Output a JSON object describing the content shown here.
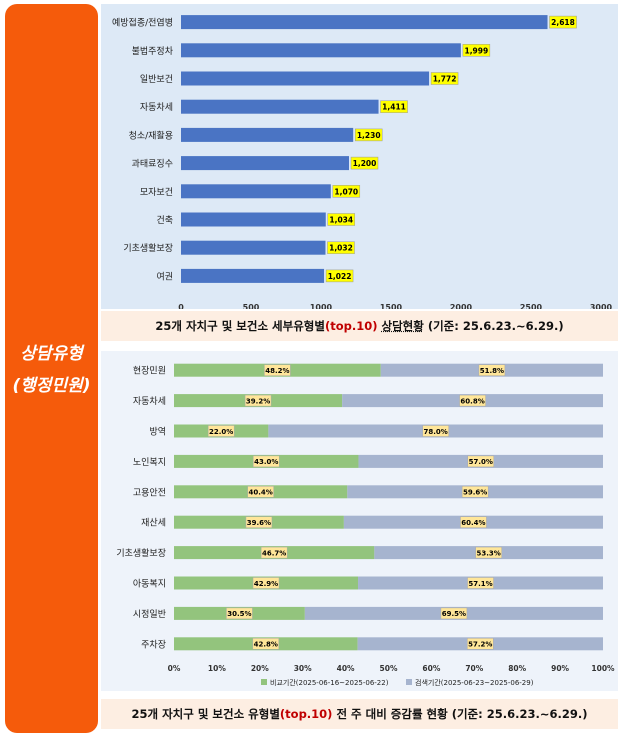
{
  "sidebar": {
    "line1": "상담유형",
    "line2": "(행정민원)",
    "color": "#f55b0b"
  },
  "chart_data": [
    {
      "type": "bar",
      "orientation": "horizontal",
      "categories": [
        "예방접종/전염병",
        "불법주정차",
        "일반보건",
        "자동차세",
        "청소/재활용",
        "과태료징수",
        "모자보건",
        "건축",
        "기초생활보장",
        "여권"
      ],
      "values": [
        2618,
        1999,
        1772,
        1411,
        1230,
        1200,
        1070,
        1034,
        1032,
        1022
      ],
      "data_labels": [
        "2,618",
        "1,999",
        "1,772",
        "1,411",
        "1,230",
        "1,200",
        "1,070",
        "1,034",
        "1,032",
        "1,022"
      ],
      "xlim": [
        0,
        3000
      ],
      "x_ticks": [
        "0",
        "500",
        "1000",
        "1500",
        "2000",
        "2500",
        "3000"
      ],
      "bar_color": "#4a74c4",
      "label_bg": "#ffff00",
      "caption": {
        "pre": "25개 자치구 및 보건소 세부유형별",
        "hl": "(top.10)",
        "mid": "상담현황",
        "post": "(기준: 25.6.23.~6.29.)"
      }
    },
    {
      "type": "bar",
      "orientation": "horizontal",
      "stacked": true,
      "percent": true,
      "categories": [
        "현장민원",
        "자동차세",
        "방역",
        "노인복지",
        "고용안전",
        "재산세",
        "기초생활보장",
        "아동복지",
        "시정일반",
        "주차장"
      ],
      "series": [
        {
          "name": "비교기간(2025-06-16~2025-06-22)",
          "values": [
            48.2,
            39.2,
            22.0,
            43.0,
            40.4,
            39.6,
            46.7,
            42.9,
            30.5,
            42.8
          ],
          "labels": [
            "48.2%",
            "39.2%",
            "22.0%",
            "43.0%",
            "40.4%",
            "39.6%",
            "46.7%",
            "42.9%",
            "30.5%",
            "42.8%"
          ],
          "color": "#93c47d"
        },
        {
          "name": "검색기간(2025-06-23~2025-06-29)",
          "values": [
            51.8,
            60.8,
            78.0,
            57.0,
            59.6,
            60.4,
            53.3,
            57.1,
            69.5,
            57.2
          ],
          "labels": [
            "51.8%",
            "60.8%",
            "78.0%",
            "57.0%",
            "59.6%",
            "60.4%",
            "53.3%",
            "57.1%",
            "69.5%",
            "57.2%"
          ],
          "color": "#a6b4cf"
        }
      ],
      "xlim": [
        0,
        100
      ],
      "x_ticks": [
        "0%",
        "10%",
        "20%",
        "30%",
        "40%",
        "50%",
        "60%",
        "70%",
        "80%",
        "90%",
        "100%"
      ],
      "label_bg": "#ffe699",
      "legend_position": "bottom",
      "caption": {
        "pre": "25개 자치구 및 보건소 유형별",
        "hl": "(top.10)",
        "mid": "전 주 대비 증감률 현황",
        "post": "(기준: 25.6.23.~6.29.)"
      }
    }
  ]
}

┄┄┄┄┄┄

- [TASK DIRECTIONS]
Return each line from the material above exactly, but not the pictures.

- [ANSWER IN FULL]
Output a JSON object describing the content shown here.
{
  "sidebar": {
    "line1": "상담유형",
    "line2": "(행정민원)",
    "color": "#f55b0b"
  },
  "chart_data": [
    {
      "type": "bar",
      "orientation": "horizontal",
      "categories": [
        "예방접종/전염병",
        "불법주정차",
        "일반보건",
        "자동차세",
        "청소/재활용",
        "과태료징수",
        "모자보건",
        "건축",
        "기초생활보장",
        "여권"
      ],
      "values": [
        2618,
        1999,
        1772,
        1411,
        1230,
        1200,
        1070,
        1034,
        1032,
        1022
      ],
      "data_labels": [
        "2,618",
        "1,999",
        "1,772",
        "1,411",
        "1,230",
        "1,200",
        "1,070",
        "1,034",
        "1,032",
        "1,022"
      ],
      "xlim": [
        0,
        3000
      ],
      "x_ticks": [
        "0",
        "500",
        "1000",
        "1500",
        "2000",
        "2500",
        "3000"
      ],
      "bar_color": "#4a74c4",
      "label_bg": "#ffff00",
      "caption": {
        "pre": "25개 자치구 및 보건소 세부유형별",
        "hl": "(top.10)",
        "mid": "상담현황",
        "post": "(기준: 25.6.23.~6.29.)"
      }
    },
    {
      "type": "bar",
      "orientation": "horizontal",
      "stacked": true,
      "percent": true,
      "categories": [
        "현장민원",
        "자동차세",
        "방역",
        "노인복지",
        "고용안전",
        "재산세",
        "기초생활보장",
        "아동복지",
        "시정일반",
        "주차장"
      ],
      "series": [
        {
          "name": "비교기간(2025-06-16~2025-06-22)",
          "values": [
            48.2,
            39.2,
            22.0,
            43.0,
            40.4,
            39.6,
            46.7,
            42.9,
            30.5,
            42.8
          ],
          "labels": [
            "48.2%",
            "39.2%",
            "22.0%",
            "43.0%",
            "40.4%",
            "39.6%",
            "46.7%",
            "42.9%",
            "30.5%",
            "42.8%"
          ],
          "color": "#93c47d"
        },
        {
          "name": "검색기간(2025-06-23~2025-06-29)",
          "values": [
            51.8,
            60.8,
            78.0,
            57.0,
            59.6,
            60.4,
            53.3,
            57.1,
            69.5,
            57.2
          ],
          "labels": [
            "51.8%",
            "60.8%",
            "78.0%",
            "57.0%",
            "59.6%",
            "60.4%",
            "53.3%",
            "57.1%",
            "69.5%",
            "57.2%"
          ],
          "color": "#a6b4cf"
        }
      ],
      "xlim": [
        0,
        100
      ],
      "x_ticks": [
        "0%",
        "10%",
        "20%",
        "30%",
        "40%",
        "50%",
        "60%",
        "70%",
        "80%",
        "90%",
        "100%"
      ],
      "label_bg": "#ffe699",
      "legend_position": "bottom",
      "caption": {
        "pre": "25개 자치구 및 보건소 유형별",
        "hl": "(top.10)",
        "mid": "전 주 대비 증감률 현황",
        "post": "(기준: 25.6.23.~6.29.)"
      }
    }
  ]
}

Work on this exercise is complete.